> **STATED PROBLEM**: List all the lines in these records that hold "labels".

> **DATA TO USE**:
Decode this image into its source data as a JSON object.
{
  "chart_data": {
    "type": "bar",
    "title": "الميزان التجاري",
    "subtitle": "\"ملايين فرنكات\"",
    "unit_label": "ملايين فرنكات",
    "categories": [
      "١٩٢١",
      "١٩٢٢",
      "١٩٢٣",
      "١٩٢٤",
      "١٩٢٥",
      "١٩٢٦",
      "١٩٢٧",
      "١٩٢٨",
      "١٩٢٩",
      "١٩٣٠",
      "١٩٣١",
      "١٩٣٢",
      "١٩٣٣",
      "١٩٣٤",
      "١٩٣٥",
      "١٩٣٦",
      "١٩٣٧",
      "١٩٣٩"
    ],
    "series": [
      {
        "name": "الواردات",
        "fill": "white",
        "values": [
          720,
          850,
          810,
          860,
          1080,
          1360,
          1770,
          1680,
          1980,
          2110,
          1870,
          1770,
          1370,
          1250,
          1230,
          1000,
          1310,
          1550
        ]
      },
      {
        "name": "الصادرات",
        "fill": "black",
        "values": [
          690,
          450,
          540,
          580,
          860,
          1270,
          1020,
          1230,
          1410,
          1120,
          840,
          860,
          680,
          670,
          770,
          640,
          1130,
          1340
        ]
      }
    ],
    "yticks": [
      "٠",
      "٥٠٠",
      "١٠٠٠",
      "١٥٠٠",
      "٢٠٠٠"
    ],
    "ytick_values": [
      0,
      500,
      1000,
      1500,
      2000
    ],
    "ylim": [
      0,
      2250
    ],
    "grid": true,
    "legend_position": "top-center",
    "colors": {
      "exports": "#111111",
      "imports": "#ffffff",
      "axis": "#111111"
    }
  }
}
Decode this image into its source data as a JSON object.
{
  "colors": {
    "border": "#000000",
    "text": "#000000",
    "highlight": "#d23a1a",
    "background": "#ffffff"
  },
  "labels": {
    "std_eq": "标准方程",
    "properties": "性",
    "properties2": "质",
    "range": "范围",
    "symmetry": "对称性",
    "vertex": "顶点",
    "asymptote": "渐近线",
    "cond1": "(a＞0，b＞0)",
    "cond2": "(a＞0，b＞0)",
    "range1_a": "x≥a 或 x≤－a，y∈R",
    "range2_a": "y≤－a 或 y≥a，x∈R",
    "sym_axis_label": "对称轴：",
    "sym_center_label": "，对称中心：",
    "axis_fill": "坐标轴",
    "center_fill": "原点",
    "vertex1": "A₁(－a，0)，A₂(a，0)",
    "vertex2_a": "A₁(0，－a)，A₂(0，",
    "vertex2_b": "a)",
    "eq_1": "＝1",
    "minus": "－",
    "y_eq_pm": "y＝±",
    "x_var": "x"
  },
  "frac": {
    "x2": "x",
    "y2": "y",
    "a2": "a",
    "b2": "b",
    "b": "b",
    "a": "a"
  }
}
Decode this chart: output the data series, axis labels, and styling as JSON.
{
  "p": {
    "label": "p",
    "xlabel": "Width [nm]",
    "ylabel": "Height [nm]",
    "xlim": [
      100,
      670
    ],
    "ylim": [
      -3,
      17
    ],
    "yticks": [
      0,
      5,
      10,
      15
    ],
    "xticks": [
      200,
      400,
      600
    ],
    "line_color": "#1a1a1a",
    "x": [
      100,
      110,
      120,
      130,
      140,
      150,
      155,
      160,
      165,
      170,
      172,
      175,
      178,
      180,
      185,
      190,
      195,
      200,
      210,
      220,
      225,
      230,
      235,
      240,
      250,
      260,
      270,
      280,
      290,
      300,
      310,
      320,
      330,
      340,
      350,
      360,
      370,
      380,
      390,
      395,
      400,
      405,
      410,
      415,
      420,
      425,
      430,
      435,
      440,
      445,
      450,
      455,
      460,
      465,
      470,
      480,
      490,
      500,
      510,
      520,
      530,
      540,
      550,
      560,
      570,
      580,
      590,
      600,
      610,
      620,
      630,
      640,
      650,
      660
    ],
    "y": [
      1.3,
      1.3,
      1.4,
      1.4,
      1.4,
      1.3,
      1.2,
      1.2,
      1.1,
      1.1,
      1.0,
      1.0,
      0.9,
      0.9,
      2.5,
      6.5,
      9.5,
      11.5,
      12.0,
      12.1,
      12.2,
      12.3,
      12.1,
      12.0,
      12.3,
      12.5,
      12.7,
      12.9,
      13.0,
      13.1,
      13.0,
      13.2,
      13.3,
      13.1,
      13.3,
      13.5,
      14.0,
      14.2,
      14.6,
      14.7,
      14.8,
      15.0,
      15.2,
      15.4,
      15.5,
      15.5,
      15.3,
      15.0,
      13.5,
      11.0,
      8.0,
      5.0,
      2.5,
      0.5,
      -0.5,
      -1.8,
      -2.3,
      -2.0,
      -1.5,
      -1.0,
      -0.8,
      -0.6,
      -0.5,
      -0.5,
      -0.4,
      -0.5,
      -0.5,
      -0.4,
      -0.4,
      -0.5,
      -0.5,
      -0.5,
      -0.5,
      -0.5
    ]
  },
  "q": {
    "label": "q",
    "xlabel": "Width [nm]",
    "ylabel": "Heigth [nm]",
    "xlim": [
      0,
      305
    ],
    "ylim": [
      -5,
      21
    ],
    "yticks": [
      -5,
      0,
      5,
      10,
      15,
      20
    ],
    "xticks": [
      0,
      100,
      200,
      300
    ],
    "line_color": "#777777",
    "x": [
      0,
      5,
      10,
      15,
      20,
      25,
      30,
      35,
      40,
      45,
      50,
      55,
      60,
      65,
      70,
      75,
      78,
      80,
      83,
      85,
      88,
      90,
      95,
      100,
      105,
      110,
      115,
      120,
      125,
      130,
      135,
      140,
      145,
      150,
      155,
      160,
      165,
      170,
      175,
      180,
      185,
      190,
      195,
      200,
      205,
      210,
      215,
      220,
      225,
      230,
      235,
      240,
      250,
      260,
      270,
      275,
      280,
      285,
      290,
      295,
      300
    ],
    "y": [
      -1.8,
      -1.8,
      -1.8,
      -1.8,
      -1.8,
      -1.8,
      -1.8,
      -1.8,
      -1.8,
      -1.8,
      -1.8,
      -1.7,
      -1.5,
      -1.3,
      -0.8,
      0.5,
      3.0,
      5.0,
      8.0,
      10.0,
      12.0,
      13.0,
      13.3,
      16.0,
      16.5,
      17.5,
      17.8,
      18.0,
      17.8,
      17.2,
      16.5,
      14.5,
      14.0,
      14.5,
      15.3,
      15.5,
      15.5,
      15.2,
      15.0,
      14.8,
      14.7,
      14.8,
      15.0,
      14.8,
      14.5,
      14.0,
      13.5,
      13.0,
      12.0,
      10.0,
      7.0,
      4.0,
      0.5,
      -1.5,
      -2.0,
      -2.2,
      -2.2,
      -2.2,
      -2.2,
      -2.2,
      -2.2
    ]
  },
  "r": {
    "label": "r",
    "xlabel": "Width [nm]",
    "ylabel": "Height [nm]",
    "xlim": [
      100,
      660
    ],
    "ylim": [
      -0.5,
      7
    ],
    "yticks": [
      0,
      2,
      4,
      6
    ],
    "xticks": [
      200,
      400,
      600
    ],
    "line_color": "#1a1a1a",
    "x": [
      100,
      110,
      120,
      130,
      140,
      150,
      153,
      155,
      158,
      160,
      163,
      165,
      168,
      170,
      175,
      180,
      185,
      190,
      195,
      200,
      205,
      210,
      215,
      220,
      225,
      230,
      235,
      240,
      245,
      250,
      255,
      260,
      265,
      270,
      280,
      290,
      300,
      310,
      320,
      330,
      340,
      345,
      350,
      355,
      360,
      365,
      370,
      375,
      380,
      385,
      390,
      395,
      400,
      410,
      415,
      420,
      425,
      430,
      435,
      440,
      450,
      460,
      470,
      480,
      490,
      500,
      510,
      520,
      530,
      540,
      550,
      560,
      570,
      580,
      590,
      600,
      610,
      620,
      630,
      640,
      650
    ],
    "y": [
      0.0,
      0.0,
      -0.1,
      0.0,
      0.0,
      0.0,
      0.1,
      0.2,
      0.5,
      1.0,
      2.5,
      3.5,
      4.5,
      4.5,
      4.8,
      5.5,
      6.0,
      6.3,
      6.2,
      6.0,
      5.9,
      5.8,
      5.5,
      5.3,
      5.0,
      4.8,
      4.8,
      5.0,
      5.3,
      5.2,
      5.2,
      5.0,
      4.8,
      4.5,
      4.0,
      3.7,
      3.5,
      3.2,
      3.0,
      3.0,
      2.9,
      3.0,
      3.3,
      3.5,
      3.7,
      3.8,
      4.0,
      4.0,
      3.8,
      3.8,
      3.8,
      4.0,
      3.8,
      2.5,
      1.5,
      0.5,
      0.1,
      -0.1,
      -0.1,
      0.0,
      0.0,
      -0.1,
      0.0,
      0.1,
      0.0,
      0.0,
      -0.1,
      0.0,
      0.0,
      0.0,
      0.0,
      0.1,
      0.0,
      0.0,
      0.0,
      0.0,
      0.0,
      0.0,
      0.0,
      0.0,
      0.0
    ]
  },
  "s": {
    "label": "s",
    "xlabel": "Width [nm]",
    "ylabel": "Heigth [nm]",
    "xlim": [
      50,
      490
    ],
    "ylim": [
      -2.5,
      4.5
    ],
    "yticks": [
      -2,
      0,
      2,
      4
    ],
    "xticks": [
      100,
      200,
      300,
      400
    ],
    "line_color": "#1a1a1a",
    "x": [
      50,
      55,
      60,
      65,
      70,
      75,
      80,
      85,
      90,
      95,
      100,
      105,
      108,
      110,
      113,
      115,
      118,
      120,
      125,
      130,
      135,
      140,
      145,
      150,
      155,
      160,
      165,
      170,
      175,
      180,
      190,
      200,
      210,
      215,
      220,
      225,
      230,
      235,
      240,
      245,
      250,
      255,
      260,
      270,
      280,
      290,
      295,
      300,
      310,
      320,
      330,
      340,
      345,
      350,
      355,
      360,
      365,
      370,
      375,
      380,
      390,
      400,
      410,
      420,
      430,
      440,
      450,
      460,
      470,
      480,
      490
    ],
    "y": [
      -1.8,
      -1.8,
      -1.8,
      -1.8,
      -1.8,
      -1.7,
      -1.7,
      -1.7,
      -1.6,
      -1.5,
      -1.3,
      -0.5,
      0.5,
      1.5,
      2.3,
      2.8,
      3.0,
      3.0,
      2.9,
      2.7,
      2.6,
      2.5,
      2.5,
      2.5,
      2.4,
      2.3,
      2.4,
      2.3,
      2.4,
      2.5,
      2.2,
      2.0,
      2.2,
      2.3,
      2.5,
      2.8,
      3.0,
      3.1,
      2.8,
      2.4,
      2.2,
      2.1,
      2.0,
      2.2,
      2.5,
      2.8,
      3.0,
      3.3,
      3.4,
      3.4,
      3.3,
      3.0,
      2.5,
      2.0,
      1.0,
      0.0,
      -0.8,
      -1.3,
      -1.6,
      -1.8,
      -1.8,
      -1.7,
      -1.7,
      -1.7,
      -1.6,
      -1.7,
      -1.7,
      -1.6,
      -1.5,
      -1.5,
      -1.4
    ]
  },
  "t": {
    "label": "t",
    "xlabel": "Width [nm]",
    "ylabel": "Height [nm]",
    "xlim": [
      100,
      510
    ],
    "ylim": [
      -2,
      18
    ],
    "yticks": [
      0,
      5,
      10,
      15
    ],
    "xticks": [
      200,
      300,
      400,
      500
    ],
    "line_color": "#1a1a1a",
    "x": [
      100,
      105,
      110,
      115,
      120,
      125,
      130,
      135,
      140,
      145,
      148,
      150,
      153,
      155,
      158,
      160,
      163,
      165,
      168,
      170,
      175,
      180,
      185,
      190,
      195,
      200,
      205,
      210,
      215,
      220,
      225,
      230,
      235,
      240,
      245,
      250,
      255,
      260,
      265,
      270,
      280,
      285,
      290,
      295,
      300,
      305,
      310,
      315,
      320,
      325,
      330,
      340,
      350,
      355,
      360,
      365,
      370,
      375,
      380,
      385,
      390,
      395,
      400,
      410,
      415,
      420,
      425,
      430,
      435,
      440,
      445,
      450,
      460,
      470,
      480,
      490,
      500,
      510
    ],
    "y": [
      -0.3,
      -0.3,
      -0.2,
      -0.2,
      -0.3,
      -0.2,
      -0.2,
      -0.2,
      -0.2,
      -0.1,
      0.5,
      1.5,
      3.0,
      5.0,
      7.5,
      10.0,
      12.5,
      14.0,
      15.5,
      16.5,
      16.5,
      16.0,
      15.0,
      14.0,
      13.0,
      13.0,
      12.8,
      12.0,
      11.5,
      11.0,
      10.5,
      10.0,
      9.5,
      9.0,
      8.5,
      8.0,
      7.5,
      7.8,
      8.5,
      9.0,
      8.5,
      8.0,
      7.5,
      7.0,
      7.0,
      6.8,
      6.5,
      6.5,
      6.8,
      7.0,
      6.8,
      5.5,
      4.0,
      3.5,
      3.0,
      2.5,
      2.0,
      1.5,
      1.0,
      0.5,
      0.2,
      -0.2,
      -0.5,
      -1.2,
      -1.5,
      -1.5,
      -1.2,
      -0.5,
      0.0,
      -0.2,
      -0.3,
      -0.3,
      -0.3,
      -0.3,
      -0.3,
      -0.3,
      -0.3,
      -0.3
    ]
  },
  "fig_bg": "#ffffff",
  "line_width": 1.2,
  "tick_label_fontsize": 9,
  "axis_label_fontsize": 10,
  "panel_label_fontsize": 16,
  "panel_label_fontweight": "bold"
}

> **PROBLEM SOLUTION**:
  "labels": {
Decode this chart: output the data series, axis labels, and styling as JSON.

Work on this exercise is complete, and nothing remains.